Where does the word "minnesförlust" occur in the material? Copy each line that has it.

Task input
========================================================================

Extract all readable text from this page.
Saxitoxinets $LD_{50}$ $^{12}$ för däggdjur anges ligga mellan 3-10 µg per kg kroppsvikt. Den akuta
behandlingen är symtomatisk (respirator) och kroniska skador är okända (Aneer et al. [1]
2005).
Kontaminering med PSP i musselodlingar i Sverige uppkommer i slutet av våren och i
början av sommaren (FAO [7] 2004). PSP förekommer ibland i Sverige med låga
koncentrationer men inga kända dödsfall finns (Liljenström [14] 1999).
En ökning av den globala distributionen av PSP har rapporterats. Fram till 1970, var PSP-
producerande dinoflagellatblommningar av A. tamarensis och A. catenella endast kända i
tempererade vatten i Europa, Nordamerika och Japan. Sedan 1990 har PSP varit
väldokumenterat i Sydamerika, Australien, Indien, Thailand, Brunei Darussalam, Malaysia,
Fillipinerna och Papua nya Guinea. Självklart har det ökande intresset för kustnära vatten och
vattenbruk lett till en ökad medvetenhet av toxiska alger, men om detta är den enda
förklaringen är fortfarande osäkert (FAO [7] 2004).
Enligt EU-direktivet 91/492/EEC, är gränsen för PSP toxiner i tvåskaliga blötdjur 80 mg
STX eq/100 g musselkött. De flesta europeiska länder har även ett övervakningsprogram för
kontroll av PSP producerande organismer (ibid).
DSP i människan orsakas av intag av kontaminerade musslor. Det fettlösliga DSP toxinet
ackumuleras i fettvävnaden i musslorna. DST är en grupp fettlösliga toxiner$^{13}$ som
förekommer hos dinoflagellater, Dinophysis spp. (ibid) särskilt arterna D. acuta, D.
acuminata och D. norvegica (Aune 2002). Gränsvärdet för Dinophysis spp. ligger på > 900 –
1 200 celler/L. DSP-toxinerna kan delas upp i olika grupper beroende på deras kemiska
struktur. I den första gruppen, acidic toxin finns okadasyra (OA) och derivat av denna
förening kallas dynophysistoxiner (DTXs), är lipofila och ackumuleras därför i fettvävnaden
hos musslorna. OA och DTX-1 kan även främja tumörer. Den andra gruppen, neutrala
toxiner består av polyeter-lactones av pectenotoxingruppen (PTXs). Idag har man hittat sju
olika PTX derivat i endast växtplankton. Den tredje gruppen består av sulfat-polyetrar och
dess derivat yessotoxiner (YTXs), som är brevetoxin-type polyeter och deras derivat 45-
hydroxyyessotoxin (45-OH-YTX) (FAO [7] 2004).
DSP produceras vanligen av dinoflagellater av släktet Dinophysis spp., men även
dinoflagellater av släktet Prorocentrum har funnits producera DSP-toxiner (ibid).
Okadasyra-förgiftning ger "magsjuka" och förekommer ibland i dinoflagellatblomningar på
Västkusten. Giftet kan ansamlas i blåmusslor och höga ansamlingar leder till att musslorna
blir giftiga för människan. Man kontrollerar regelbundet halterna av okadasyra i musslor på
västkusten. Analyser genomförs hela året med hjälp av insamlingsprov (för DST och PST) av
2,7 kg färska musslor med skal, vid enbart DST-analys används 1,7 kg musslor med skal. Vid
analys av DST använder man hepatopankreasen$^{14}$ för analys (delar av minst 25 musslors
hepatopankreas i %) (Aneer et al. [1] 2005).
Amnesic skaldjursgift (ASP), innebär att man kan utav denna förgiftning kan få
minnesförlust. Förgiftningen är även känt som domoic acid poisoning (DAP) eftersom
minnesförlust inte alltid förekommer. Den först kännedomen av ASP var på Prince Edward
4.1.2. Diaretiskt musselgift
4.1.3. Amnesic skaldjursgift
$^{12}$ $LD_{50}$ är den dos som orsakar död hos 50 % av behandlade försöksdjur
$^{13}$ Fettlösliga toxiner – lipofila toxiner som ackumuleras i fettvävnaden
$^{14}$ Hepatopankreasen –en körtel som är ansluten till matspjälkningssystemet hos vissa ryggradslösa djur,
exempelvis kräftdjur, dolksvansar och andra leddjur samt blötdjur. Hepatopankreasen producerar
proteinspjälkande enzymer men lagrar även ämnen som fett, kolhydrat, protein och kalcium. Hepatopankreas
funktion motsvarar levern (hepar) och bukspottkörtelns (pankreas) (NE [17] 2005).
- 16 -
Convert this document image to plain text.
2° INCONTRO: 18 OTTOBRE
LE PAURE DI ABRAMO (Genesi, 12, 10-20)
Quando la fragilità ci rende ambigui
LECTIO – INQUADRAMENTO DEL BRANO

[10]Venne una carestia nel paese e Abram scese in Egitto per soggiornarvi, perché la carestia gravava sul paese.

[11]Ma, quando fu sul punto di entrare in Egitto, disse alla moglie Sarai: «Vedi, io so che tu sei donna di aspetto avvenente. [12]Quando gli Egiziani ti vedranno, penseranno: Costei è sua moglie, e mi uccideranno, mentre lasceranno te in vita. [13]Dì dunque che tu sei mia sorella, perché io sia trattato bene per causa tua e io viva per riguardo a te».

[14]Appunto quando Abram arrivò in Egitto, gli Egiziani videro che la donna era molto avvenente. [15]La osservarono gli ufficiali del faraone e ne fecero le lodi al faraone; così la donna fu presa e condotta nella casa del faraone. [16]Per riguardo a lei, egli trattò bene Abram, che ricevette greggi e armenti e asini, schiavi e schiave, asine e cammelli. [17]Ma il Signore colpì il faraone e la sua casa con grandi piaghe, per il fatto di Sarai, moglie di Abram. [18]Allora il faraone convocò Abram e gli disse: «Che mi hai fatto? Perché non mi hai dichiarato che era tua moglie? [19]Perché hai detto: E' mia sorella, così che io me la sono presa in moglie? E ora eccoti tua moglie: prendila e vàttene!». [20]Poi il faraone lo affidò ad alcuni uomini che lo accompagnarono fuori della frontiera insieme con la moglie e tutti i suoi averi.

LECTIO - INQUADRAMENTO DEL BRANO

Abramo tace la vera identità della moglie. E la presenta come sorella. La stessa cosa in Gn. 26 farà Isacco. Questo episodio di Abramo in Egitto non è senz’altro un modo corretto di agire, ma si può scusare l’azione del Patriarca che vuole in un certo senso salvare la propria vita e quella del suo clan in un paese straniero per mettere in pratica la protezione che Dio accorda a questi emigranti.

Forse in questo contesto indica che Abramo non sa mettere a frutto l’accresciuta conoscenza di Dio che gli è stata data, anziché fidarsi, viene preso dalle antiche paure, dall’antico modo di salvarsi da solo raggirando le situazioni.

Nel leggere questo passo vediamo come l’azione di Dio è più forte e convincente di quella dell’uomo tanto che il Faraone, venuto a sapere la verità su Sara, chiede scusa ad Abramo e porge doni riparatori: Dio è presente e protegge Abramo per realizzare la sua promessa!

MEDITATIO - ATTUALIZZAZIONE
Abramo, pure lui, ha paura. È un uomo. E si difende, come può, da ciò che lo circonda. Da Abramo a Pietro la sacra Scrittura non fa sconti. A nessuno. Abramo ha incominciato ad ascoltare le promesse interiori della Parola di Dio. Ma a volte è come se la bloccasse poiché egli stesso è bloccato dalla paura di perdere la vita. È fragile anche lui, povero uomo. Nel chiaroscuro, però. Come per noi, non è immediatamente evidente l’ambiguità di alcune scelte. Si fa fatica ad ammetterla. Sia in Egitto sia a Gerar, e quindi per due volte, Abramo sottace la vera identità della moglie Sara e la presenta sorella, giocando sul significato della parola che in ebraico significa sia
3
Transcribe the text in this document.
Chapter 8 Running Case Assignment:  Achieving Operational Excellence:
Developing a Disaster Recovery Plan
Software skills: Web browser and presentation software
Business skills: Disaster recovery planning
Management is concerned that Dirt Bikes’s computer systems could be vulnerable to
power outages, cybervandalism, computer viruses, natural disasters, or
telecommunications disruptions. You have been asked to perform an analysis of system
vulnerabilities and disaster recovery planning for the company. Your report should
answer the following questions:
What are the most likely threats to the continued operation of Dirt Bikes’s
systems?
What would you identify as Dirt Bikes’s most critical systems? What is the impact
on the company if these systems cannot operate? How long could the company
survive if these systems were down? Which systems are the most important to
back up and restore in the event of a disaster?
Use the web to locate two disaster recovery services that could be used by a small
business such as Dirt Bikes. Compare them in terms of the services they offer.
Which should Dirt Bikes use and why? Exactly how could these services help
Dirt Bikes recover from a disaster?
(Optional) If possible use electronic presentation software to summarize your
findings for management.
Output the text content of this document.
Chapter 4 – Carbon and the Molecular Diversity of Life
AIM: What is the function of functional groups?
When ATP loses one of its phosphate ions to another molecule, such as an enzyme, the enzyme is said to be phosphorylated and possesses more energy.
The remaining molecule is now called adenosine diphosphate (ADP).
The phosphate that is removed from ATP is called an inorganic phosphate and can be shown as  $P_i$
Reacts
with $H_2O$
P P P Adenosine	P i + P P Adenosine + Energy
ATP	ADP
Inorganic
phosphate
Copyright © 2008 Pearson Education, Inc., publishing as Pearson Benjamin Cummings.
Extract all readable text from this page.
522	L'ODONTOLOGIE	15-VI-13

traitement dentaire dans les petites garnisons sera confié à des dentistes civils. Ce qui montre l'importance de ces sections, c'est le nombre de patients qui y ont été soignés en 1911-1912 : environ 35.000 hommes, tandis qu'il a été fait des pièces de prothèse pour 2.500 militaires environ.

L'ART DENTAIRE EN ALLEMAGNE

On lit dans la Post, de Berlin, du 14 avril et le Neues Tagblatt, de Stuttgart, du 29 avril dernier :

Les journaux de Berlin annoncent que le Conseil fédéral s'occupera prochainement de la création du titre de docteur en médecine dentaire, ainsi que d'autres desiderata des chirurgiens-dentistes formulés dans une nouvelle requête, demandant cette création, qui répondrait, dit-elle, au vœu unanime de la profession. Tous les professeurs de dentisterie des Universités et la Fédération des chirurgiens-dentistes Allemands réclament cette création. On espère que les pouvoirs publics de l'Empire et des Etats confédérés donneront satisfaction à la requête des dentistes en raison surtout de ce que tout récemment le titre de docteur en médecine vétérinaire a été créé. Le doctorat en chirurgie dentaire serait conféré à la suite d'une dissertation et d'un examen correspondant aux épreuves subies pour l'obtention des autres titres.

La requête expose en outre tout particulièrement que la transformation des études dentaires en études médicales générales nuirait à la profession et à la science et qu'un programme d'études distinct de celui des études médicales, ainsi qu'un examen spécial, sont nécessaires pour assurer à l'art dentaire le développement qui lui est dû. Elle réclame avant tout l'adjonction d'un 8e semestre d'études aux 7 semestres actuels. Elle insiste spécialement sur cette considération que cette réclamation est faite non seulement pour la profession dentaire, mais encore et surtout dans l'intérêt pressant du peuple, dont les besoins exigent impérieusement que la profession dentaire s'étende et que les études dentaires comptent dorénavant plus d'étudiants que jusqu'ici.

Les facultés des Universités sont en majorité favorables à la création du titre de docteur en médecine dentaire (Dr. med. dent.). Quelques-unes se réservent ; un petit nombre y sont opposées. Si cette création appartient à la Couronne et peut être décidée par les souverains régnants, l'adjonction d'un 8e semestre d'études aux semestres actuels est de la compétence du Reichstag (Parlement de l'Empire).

========================================================================

Result of this exercise
minnesförlust. Förgiftningen är även känt som domoic acid poisoning (DAP) eftersom
minnesförlust inte alltid förekommer. Den först kännedomen av ASP var på Prince Edward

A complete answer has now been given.